[Dataset items]
— START —
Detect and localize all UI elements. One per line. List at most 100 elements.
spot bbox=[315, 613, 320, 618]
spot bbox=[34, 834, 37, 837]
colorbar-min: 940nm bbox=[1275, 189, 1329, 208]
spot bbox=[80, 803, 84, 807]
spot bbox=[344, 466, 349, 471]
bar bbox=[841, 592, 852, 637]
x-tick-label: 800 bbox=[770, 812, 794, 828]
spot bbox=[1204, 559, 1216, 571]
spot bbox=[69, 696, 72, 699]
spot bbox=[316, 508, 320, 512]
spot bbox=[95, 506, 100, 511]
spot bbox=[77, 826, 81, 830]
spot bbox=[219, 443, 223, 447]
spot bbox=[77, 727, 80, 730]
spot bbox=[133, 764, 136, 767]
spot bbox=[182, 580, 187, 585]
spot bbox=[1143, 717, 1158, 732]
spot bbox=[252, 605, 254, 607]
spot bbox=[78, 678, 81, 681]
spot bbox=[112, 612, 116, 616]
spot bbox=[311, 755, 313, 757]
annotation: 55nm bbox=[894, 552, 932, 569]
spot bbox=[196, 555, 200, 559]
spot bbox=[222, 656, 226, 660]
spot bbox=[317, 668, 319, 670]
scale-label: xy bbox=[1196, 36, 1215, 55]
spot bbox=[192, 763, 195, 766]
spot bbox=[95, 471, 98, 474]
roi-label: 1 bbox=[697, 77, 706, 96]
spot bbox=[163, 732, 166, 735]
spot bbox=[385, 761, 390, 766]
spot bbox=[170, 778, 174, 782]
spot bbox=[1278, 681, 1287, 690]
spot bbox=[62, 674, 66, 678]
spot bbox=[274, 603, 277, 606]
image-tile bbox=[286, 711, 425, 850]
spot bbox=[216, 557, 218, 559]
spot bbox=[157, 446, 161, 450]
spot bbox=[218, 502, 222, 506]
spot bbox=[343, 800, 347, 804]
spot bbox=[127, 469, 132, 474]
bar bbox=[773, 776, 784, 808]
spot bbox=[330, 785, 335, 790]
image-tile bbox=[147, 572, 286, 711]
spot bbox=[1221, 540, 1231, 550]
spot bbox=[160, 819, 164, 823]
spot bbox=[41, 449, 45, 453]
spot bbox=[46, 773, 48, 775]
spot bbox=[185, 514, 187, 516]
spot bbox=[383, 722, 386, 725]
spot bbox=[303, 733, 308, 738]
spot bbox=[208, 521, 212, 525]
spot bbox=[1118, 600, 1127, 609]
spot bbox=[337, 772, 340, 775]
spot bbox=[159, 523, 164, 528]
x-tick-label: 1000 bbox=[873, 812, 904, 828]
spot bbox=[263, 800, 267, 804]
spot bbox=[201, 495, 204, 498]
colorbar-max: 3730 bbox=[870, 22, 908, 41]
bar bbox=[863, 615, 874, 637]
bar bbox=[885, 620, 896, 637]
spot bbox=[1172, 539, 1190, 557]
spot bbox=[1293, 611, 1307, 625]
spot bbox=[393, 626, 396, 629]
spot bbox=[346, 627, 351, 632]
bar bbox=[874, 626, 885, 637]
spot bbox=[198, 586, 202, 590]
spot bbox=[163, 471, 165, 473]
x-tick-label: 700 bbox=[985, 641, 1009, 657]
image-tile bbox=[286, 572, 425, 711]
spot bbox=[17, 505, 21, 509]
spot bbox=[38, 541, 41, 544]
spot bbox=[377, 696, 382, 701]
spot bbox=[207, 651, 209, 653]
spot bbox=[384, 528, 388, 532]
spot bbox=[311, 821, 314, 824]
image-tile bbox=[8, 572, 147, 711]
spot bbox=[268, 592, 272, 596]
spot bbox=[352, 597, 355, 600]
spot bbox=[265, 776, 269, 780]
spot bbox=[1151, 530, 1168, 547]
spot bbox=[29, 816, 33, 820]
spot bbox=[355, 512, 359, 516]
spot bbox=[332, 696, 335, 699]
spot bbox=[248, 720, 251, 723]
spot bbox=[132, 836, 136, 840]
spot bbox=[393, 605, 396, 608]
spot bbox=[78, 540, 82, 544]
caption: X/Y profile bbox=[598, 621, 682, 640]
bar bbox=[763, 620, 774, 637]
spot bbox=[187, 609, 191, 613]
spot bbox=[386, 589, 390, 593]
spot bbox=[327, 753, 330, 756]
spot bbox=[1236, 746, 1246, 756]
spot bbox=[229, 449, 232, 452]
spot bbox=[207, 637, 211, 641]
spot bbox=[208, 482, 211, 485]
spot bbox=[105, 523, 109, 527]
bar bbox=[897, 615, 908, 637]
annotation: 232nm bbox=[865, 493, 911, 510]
— END —
-- What you are asked to do --
Could you rewrite all the material above with every "image-tile" switched to "image-panel", leaving everything else unchanged?

-- Task answer --
Detect and localize all UI elements. One per line. List at most 100 elements.
spot bbox=[315, 613, 320, 618]
spot bbox=[34, 834, 37, 837]
colorbar-min: 940nm bbox=[1275, 189, 1329, 208]
spot bbox=[80, 803, 84, 807]
spot bbox=[344, 466, 349, 471]
bar bbox=[841, 592, 852, 637]
x-tick-label: 800 bbox=[770, 812, 794, 828]
spot bbox=[1204, 559, 1216, 571]
spot bbox=[69, 696, 72, 699]
spot bbox=[316, 508, 320, 512]
spot bbox=[95, 506, 100, 511]
spot bbox=[77, 826, 81, 830]
spot bbox=[219, 443, 223, 447]
spot bbox=[77, 727, 80, 730]
spot bbox=[133, 764, 136, 767]
spot bbox=[182, 580, 187, 585]
spot bbox=[1143, 717, 1158, 732]
spot bbox=[252, 605, 254, 607]
spot bbox=[78, 678, 81, 681]
spot bbox=[112, 612, 116, 616]
spot bbox=[311, 755, 313, 757]
annotation: 55nm bbox=[894, 552, 932, 569]
spot bbox=[196, 555, 200, 559]
spot bbox=[222, 656, 226, 660]
spot bbox=[317, 668, 319, 670]
scale-label: xy bbox=[1196, 36, 1215, 55]
spot bbox=[192, 763, 195, 766]
spot bbox=[95, 471, 98, 474]
roi-label: 1 bbox=[697, 77, 706, 96]
spot bbox=[163, 732, 166, 735]
spot bbox=[385, 761, 390, 766]
spot bbox=[170, 778, 174, 782]
spot bbox=[1278, 681, 1287, 690]
spot bbox=[62, 674, 66, 678]
spot bbox=[274, 603, 277, 606]
image-panel bbox=[286, 711, 425, 850]
spot bbox=[216, 557, 218, 559]
spot bbox=[157, 446, 161, 450]
spot bbox=[218, 502, 222, 506]
spot bbox=[343, 800, 347, 804]
spot bbox=[127, 469, 132, 474]
bar bbox=[773, 776, 784, 808]
spot bbox=[330, 785, 335, 790]
image-panel bbox=[147, 572, 286, 711]
spot bbox=[1221, 540, 1231, 550]
spot bbox=[160, 819, 164, 823]
spot bbox=[41, 449, 45, 453]
spot bbox=[46, 773, 48, 775]
spot bbox=[185, 514, 187, 516]
spot bbox=[383, 722, 386, 725]
spot bbox=[303, 733, 308, 738]
spot bbox=[208, 521, 212, 525]
spot bbox=[1118, 600, 1127, 609]
spot bbox=[337, 772, 340, 775]
spot bbox=[159, 523, 164, 528]
x-tick-label: 1000 bbox=[873, 812, 904, 828]
spot bbox=[263, 800, 267, 804]
spot bbox=[201, 495, 204, 498]
colorbar-max: 3730 bbox=[870, 22, 908, 41]
bar bbox=[863, 615, 874, 637]
bar bbox=[885, 620, 896, 637]
spot bbox=[1172, 539, 1190, 557]
spot bbox=[1293, 611, 1307, 625]
spot bbox=[393, 626, 396, 629]
spot bbox=[346, 627, 351, 632]
bar bbox=[874, 626, 885, 637]
spot bbox=[198, 586, 202, 590]
spot bbox=[163, 471, 165, 473]
x-tick-label: 700 bbox=[985, 641, 1009, 657]
image-panel bbox=[286, 572, 425, 711]
spot bbox=[17, 505, 21, 509]
spot bbox=[38, 541, 41, 544]
spot bbox=[377, 696, 382, 701]
spot bbox=[207, 651, 209, 653]
spot bbox=[384, 528, 388, 532]
spot bbox=[311, 821, 314, 824]
image-panel bbox=[8, 572, 147, 711]
spot bbox=[268, 592, 272, 596]
spot bbox=[352, 597, 355, 600]
spot bbox=[265, 776, 269, 780]
spot bbox=[1151, 530, 1168, 547]
spot bbox=[29, 816, 33, 820]
spot bbox=[355, 512, 359, 516]
spot bbox=[332, 696, 335, 699]
spot bbox=[248, 720, 251, 723]
spot bbox=[132, 836, 136, 840]
spot bbox=[393, 605, 396, 608]
spot bbox=[78, 540, 82, 544]
caption: X/Y profile bbox=[598, 621, 682, 640]
bar bbox=[763, 620, 774, 637]
spot bbox=[187, 609, 191, 613]
spot bbox=[386, 589, 390, 593]
spot bbox=[327, 753, 330, 756]
spot bbox=[1236, 746, 1246, 756]
spot bbox=[229, 449, 232, 452]
spot bbox=[207, 637, 211, 641]
spot bbox=[208, 482, 211, 485]
spot bbox=[105, 523, 109, 527]
bar bbox=[897, 615, 908, 637]
annotation: 232nm bbox=[865, 493, 911, 510]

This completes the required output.